▶ [Problem to solve] Every entry below should be printed exactly, without its images.
━━━━━ Data supplied
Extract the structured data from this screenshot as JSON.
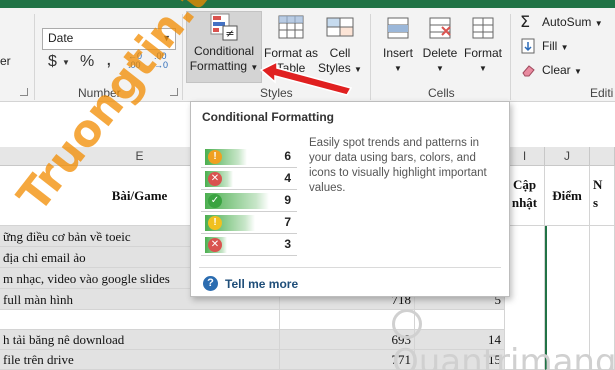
{
  "ribbon": {
    "number_format_value": "Date",
    "number_group_label": "Number",
    "styles_group_label": "Styles",
    "cells_group_label": "Cells",
    "editing_group_label": "Editi",
    "left_partial_label": "er",
    "currency_symbol": "$",
    "percent_symbol": "%",
    "comma_symbol": ",",
    "conditional_formatting_label_1": "Conditional",
    "conditional_formatting_label_2": "Formatting",
    "format_as_table_label_1": "Format as",
    "format_as_table_label_2": "Table",
    "cell_styles_label_1": "Cell",
    "cell_styles_label_2": "Styles",
    "insert_label": "Insert",
    "delete_label": "Delete",
    "format_label": "Format",
    "autosum_label": "AutoSum",
    "fill_label": "Fill",
    "clear_label": "Clear"
  },
  "sheet": {
    "col_e": "E",
    "col_i": "I",
    "col_j": "J",
    "header_game": "Bài/Game",
    "header_update_1": "Cập",
    "header_update_2": "nhật",
    "header_score": "Điểm",
    "header_partial_1": "N",
    "header_partial_2": "s",
    "rows": [
      {
        "e": "ững điều cơ bản về toeic",
        "g": "",
        "h": ""
      },
      {
        "e": " địa chỉ email ảo",
        "g": "",
        "h": ""
      },
      {
        "e": "m nhạc, video vào google slides",
        "g": "",
        "h": ""
      },
      {
        "e": " full màn hình",
        "g": "718",
        "h": "5"
      },
      {
        "e": "",
        "g": "",
        "h": ""
      },
      {
        "e": "h tải băng nê download",
        "g": "693",
        "h": "14"
      },
      {
        "e": " file trên drive",
        "g": "771",
        "h": "15"
      }
    ]
  },
  "tooltip": {
    "title": "Conditional Formatting",
    "description": "Easily spot trends and patterns in your data using bars, colors, and icons to visually highlight important values.",
    "tell_me_more": "Tell me more",
    "preview_rows": [
      {
        "icon": "exclaim-icon",
        "color": "#f0a020",
        "value": "6",
        "bar": 0.66
      },
      {
        "icon": "cross-icon",
        "color": "#d9534f",
        "value": "4",
        "bar": 0.44
      },
      {
        "icon": "check-icon",
        "color": "#3aa341",
        "value": "9",
        "bar": 1.0
      },
      {
        "icon": "exclaim-icon",
        "color": "#f0c020",
        "value": "7",
        "bar": 0.77
      },
      {
        "icon": "cross-icon",
        "color": "#d9534f",
        "value": "3",
        "bar": 0.33
      }
    ]
  },
  "watermarks": {
    "left": "Truongtin.top",
    "right": "Quantrimang"
  },
  "colors": {
    "excel_green": "#217346",
    "arrow_red": "#e02020"
  }
}
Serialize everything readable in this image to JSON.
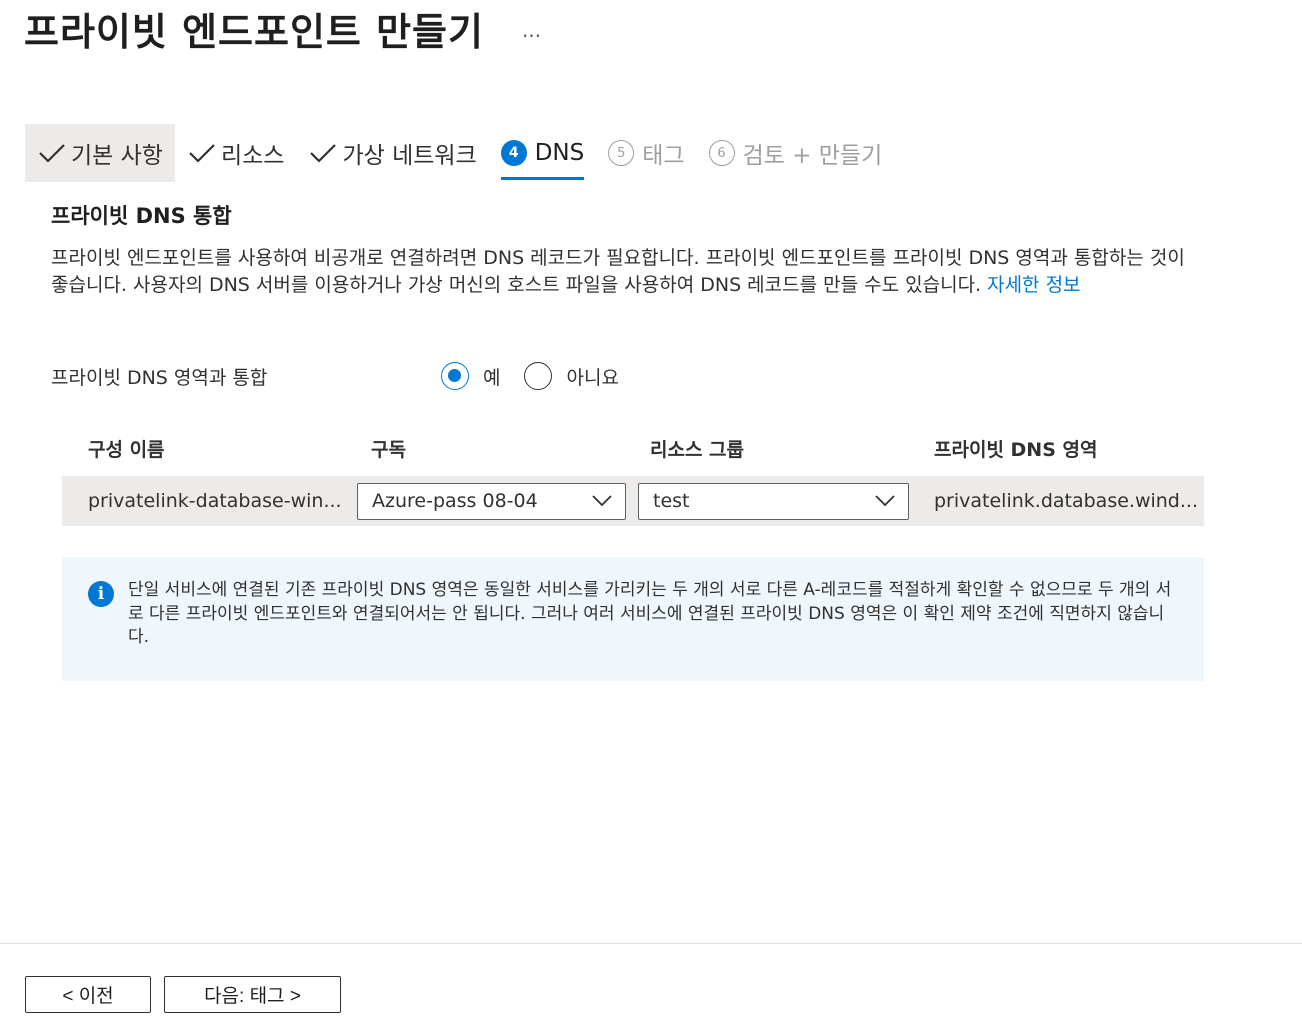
{
  "header": {
    "title": "프라이빗 엔드포인트 만들기",
    "more": "..."
  },
  "tabs": [
    {
      "label": "기본 사항",
      "state": "done"
    },
    {
      "label": "리소스",
      "state": "done"
    },
    {
      "label": "가상 네트워크",
      "state": "done"
    },
    {
      "number": "4",
      "label": "DNS",
      "state": "active"
    },
    {
      "number": "5",
      "label": "태그",
      "state": "pending"
    },
    {
      "number": "6",
      "label": "검토 + 만들기",
      "state": "pending"
    }
  ],
  "section": {
    "title": "프라이빗 DNS 통합",
    "description": "프라이빗 엔드포인트를 사용하여 비공개로 연결하려면 DNS 레코드가 필요합니다. 프라이빗 엔드포인트를 프라이빗 DNS 영역과 통합하는 것이 좋습니다. 사용자의 DNS 서버를 이용하거나 가상 머신의 호스트 파일을 사용하여 DNS 레코드를 만들 수도 있습니다.",
    "learn_more": "자세한 정보"
  },
  "integrate": {
    "label": "프라이빗 DNS 영역과 통합",
    "options": [
      "예",
      "아니요"
    ],
    "selected": "예"
  },
  "grid": {
    "headers": [
      "구성 이름",
      "구독",
      "리소스 그룹",
      "프라이빗 DNS 영역"
    ],
    "row": {
      "config_name": "privatelink-database-win...",
      "subscription": "Azure-pass 08-04",
      "resource_group": "test",
      "dns_zone": "privatelink.database.wind..."
    }
  },
  "info": {
    "text": "단일 서비스에 연결된 기존 프라이빗 DNS 영역은 동일한 서비스를 가리키는 두 개의 서로 다른 A-레코드를 적절하게 확인할 수 없으므로 두 개의 서로 다른 프라이빗 엔드포인트와 연결되어서는 안 됩니다. 그러나 여러 서비스에 연결된 프라이빗 DNS 영역은 이 확인 제약 조건에 직면하지 않습니다."
  },
  "footer": {
    "prev_label": "< 이전",
    "next_label": "다음: 태그 >"
  },
  "colors": {
    "accent": "#0078d4",
    "info_bg": "#eff6fc",
    "row_bg": "#edebe9"
  }
}
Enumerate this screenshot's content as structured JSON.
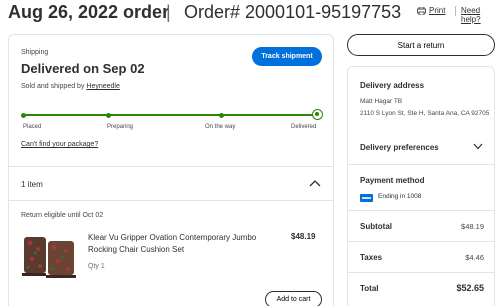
{
  "header": {
    "order_date": "Aug 26, 2022 order",
    "separator": "|",
    "order_number": "Order# 2000101-95197753",
    "print_label": "Print",
    "help_label": "Need help?"
  },
  "shipment": {
    "section_label": "Shipping",
    "status": "Delivered on Sep 02",
    "sold_prefix": "Sold and shipped by ",
    "seller": "Heyneedle",
    "track_button": "Track shipment",
    "progress_steps": [
      "Placed",
      "Preparing",
      "On the way",
      "Delivered"
    ],
    "current_step": "Delivered",
    "cant_find_link": "Can't find your package?"
  },
  "items": {
    "count_label": "1 item",
    "return_eligibility": "Return eligible until Oct 02",
    "list": [
      {
        "title": "Klear Vu Gripper Ovation Contemporary Jumbo Rocking Chair Cushion Set",
        "qty": "Qty 1",
        "price": "$48.19",
        "add_to_cart": "Add to cart"
      }
    ]
  },
  "actions": {
    "start_return": "Start a return"
  },
  "sidebar": {
    "delivery_address_title": "Delivery address",
    "address_name": "Matt Hagar TB",
    "address_line": "2110 S Lyon St, Ste H, Santa Ana, CA 92705",
    "delivery_preferences": "Delivery preferences",
    "payment_method_title": "Payment method",
    "payment_ending": "Ending in 1008",
    "subtotal_label": "Subtotal",
    "subtotal_value": "$48.19",
    "taxes_label": "Taxes",
    "taxes_value": "$4.46",
    "total_label": "Total",
    "total_value": "$52.65"
  },
  "colors": {
    "primary_blue": "#0071dc",
    "success_green": "#2a8703",
    "text": "#2e2f32",
    "border": "#e3e4e5"
  },
  "icons": [
    "print-icon",
    "chevron-up-icon",
    "chevron-down-icon",
    "card-icon"
  ]
}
━━━━━━━━━━
▶ [Written solution]
Extract the structured data from this screenshot as JSON.
{
  "ribbon": {
    "number_format_value": "Date",
    "number_group_label": "Number",
    "styles_group_label": "Styles",
    "cells_group_label": "Cells",
    "editing_group_label": "Editi",
    "left_partial_label": "er",
    "currency_symbol": "$",
    "percent_symbol": "%",
    "comma_symbol": ",",
    "conditional_formatting_label_1": "Conditional",
    "conditional_formatting_label_2": "Formatting",
    "format_as_table_label_1": "Format as",
    "format_as_table_label_2": "Table",
    "cell_styles_label_1": "Cell",
    "cell_styles_label_2": "Styles",
    "insert_label": "Insert",
    "delete_label": "Delete",
    "format_label": "Format",
    "autosum_label": "AutoSum",
    "fill_label": "Fill",
    "clear_label": "Clear"
  },
  "sheet": {
    "col_e": "E",
    "col_i": "I",
    "col_j": "J",
    "header_game": "Bài/Game",
    "header_update_1": "Cập",
    "header_update_2": "nhật",
    "header_score": "Điểm",
    "header_partial_1": "N",
    "header_partial_2": "s",
    "rows": [
      {
        "e": "ững điều cơ bản về toeic",
        "g": "",
        "h": ""
      },
      {
        "e": " địa chỉ email ảo",
        "g": "",
        "h": ""
      },
      {
        "e": "m nhạc, video vào google slides",
        "g": "",
        "h": ""
      },
      {
        "e": " full màn hình",
        "g": "718",
        "h": "5"
      },
      {
        "e": "",
        "g": "",
        "h": ""
      },
      {
        "e": "h tải băng nê download",
        "g": "693",
        "h": "14"
      },
      {
        "e": " file trên drive",
        "g": "771",
        "h": "15"
      }
    ]
  },
  "tooltip": {
    "title": "Conditional Formatting",
    "description": "Easily spot trends and patterns in your data using bars, colors, and icons to visually highlight important values.",
    "tell_me_more": "Tell me more",
    "preview_rows": [
      {
        "icon": "exclaim-icon",
        "color": "#f0a020",
        "value": "6",
        "bar": 0.66
      },
      {
        "icon": "cross-icon",
        "color": "#d9534f",
        "value": "4",
        "bar": 0.44
      },
      {
        "icon": "check-icon",
        "color": "#3aa341",
        "value": "9",
        "bar": 1.0
      },
      {
        "icon": "exclaim-icon",
        "color": "#f0c020",
        "value": "7",
        "bar": 0.77
      },
      {
        "icon": "cross-icon",
        "color": "#d9534f",
        "value": "3",
        "bar": 0.33
      }
    ]
  },
  "watermarks": {
    "left": "Truongtin.top",
    "right": "Quantrimang"
  },
  "colors": {
    "excel_green": "#217346",
    "arrow_red": "#e02020"
  }
}
Serialize everything readable in this image to JSON.
{
  "header": {
    "title": "프라이빗 엔드포인트 만들기",
    "more": "..."
  },
  "tabs": [
    {
      "label": "기본 사항",
      "state": "done"
    },
    {
      "label": "리소스",
      "state": "done"
    },
    {
      "label": "가상 네트워크",
      "state": "done"
    },
    {
      "number": "4",
      "label": "DNS",
      "state": "active"
    },
    {
      "number": "5",
      "label": "태그",
      "state": "pending"
    },
    {
      "number": "6",
      "label": "검토 + 만들기",
      "state": "pending"
    }
  ],
  "section": {
    "title": "프라이빗 DNS 통합",
    "description": "프라이빗 엔드포인트를 사용하여 비공개로 연결하려면 DNS 레코드가 필요합니다. 프라이빗 엔드포인트를 프라이빗 DNS 영역과 통합하는 것이 좋습니다. 사용자의 DNS 서버를 이용하거나 가상 머신의 호스트 파일을 사용하여 DNS 레코드를 만들 수도 있습니다.",
    "learn_more": "자세한 정보"
  },
  "integrate": {
    "label": "프라이빗 DNS 영역과 통합",
    "options": [
      "예",
      "아니요"
    ],
    "selected": "예"
  },
  "grid": {
    "headers": [
      "구성 이름",
      "구독",
      "리소스 그룹",
      "프라이빗 DNS 영역"
    ],
    "row": {
      "config_name": "privatelink-database-win...",
      "subscription": "Azure-pass 08-04",
      "resource_group": "test",
      "dns_zone": "privatelink.database.wind..."
    }
  },
  "info": {
    "text": "단일 서비스에 연결된 기존 프라이빗 DNS 영역은 동일한 서비스를 가리키는 두 개의 서로 다른 A-레코드를 적절하게 확인할 수 없으므로 두 개의 서로 다른 프라이빗 엔드포인트와 연결되어서는 안 됩니다. 그러나 여러 서비스에 연결된 프라이빗 DNS 영역은 이 확인 제약 조건에 직면하지 않습니다."
  },
  "footer": {
    "prev_label": "< 이전",
    "next_label": "다음: 태그 >"
  },
  "colors": {
    "accent": "#0078d4",
    "info_bg": "#eff6fc",
    "row_bg": "#edebe9"
  }
}
Enumerate this screenshot's content as structured JSON.
{
  "header": {
    "order_date": "Aug 26, 2022 order",
    "separator": "|",
    "order_number": "Order# 2000101-95197753",
    "print_label": "Print",
    "help_label": "Need help?"
  },
  "shipment": {
    "section_label": "Shipping",
    "status": "Delivered on Sep 02",
    "sold_prefix": "Sold and shipped by ",
    "seller": "Heyneedle",
    "track_button": "Track shipment",
    "progress_steps": [
      "Placed",
      "Preparing",
      "On the way",
      "Delivered"
    ],
    "current_step": "Delivered",
    "cant_find_link": "Can't find your package?"
  },
  "items": {
    "count_label": "1 item",
    "return_eligibility": "Return eligible until Oct 02",
    "list": [
      {
        "title": "Klear Vu Gripper Ovation Contemporary Jumbo Rocking Chair Cushion Set",
        "qty": "Qty 1",
        "price": "$48.19",
        "add_to_cart": "Add to cart"
      }
    ]
  },
  "actions": {
    "start_return": "Start a return"
  },
  "sidebar": {
    "delivery_address_title": "Delivery address",
    "address_name": "Matt Hagar TB",
    "address_line": "2110 S Lyon St, Ste H, Santa Ana, CA 92705",
    "delivery_preferences": "Delivery preferences",
    "payment_method_title": "Payment method",
    "payment_ending": "Ending in 1008",
    "subtotal_label": "Subtotal",
    "subtotal_value": "$48.19",
    "taxes_label": "Taxes",
    "taxes_value": "$4.46",
    "total_label": "Total",
    "total_value": "$52.65"
  },
  "colors": {
    "primary_blue": "#0071dc",
    "success_green": "#2a8703",
    "text": "#2e2f32",
    "border": "#e3e4e5"
  },
  "icons": [
    "print-icon",
    "chevron-up-icon",
    "chevron-down-icon",
    "card-icon"
  ]
}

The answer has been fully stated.